■ PROMPT
Give every line from the entries that contains "title".

■ TASK MATERIAL
* * * * * * * * *

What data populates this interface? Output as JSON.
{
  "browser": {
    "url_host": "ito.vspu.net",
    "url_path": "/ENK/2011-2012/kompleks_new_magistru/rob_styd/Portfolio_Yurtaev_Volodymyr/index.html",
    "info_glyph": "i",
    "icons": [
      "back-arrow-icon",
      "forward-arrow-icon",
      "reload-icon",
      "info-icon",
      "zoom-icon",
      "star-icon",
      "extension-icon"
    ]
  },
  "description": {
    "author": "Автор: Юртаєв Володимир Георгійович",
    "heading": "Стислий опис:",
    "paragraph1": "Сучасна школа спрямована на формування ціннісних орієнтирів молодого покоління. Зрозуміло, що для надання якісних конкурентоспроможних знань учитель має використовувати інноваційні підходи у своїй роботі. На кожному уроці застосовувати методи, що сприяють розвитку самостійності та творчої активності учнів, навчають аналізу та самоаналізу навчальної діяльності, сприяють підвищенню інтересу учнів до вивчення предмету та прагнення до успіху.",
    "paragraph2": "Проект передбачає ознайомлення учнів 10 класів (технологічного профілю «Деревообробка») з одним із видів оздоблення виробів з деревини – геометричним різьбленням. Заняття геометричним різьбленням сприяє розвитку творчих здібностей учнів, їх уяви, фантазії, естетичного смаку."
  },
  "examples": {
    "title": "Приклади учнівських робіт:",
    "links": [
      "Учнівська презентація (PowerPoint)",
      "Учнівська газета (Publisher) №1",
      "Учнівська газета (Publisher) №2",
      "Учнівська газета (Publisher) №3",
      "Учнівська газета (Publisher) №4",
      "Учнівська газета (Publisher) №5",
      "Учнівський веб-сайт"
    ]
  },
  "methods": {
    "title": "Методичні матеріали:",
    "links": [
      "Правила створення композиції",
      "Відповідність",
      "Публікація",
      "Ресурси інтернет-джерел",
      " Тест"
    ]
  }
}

* * * * * * * * *

■ TASK SOLUTION
    "title": "Приклади учнівських робіт:",
    "title": "Методичні матеріали:",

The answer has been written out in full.